PROBLEM REQUIREMENTS: Retype exactly and only the lines from the one that contains "Type out the text in this image." through the final line of the data; pictures are left out.

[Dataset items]
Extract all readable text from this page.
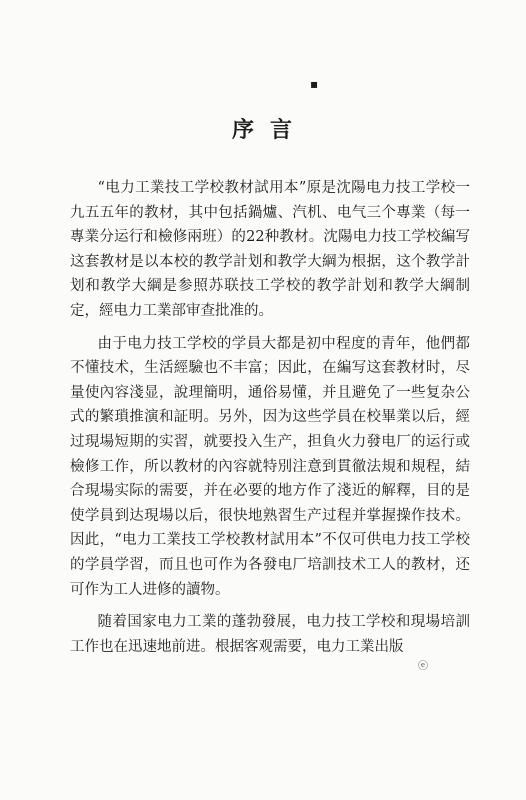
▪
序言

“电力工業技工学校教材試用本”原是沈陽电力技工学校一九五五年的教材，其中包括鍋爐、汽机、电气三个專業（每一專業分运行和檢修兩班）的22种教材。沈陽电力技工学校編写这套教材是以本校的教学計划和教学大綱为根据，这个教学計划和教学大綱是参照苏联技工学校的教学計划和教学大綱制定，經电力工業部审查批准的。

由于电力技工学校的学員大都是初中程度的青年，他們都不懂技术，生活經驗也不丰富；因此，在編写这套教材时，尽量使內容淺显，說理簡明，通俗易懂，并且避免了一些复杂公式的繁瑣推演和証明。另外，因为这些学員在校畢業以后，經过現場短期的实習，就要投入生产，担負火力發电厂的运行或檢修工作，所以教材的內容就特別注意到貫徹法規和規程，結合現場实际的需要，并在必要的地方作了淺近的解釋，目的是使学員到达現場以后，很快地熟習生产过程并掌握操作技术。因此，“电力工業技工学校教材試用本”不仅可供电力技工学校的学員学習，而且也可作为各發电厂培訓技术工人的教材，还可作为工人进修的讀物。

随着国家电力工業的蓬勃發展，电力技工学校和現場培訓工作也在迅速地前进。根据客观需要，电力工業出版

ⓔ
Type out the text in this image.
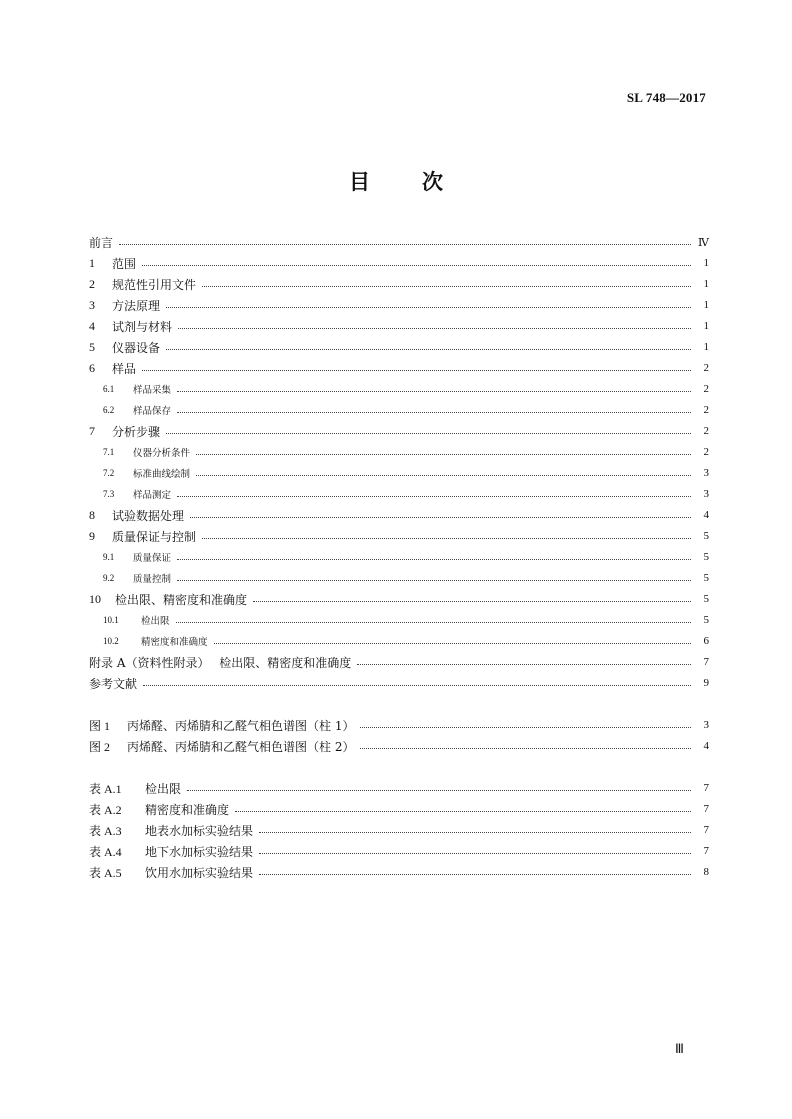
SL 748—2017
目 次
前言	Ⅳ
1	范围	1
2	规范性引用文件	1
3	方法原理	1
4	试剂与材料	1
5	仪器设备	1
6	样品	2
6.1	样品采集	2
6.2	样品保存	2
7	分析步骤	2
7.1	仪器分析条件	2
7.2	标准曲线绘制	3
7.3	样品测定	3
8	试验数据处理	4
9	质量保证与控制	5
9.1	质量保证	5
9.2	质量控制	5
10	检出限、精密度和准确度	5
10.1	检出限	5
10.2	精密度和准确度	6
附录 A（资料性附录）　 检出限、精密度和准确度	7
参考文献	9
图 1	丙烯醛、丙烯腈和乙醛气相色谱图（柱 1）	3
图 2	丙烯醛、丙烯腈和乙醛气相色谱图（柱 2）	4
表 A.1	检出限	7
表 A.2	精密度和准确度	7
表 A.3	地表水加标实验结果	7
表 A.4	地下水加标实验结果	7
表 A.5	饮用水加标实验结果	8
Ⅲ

EXERCISE SOLUTION:
Type out the text in this image.
SL 748—2017
目 次
前言	Ⅳ
1	范围	1
2	规范性引用文件	1
3	方法原理	1
4	试剂与材料	1
5	仪器设备	1
6	样品	2
6.1	样品采集	2
6.2	样品保存	2
7	分析步骤	2
7.1	仪器分析条件	2
7.2	标准曲线绘制	3
7.3	样品测定	3
8	试验数据处理	4
9	质量保证与控制	5
9.1	质量保证	5
9.2	质量控制	5
10	检出限、精密度和准确度	5
10.1	检出限	5
10.2	精密度和准确度	6
附录 A（资料性附录）　 检出限、精密度和准确度	7
参考文献	9
图 1	丙烯醛、丙烯腈和乙醛气相色谱图（柱 1）	3
图 2	丙烯醛、丙烯腈和乙醛气相色谱图（柱 2）	4
表 A.1	检出限	7
表 A.2	精密度和准确度	7
表 A.3	地表水加标实验结果	7
表 A.4	地下水加标实验结果	7
表 A.5	饮用水加标实验结果	8
Ⅲ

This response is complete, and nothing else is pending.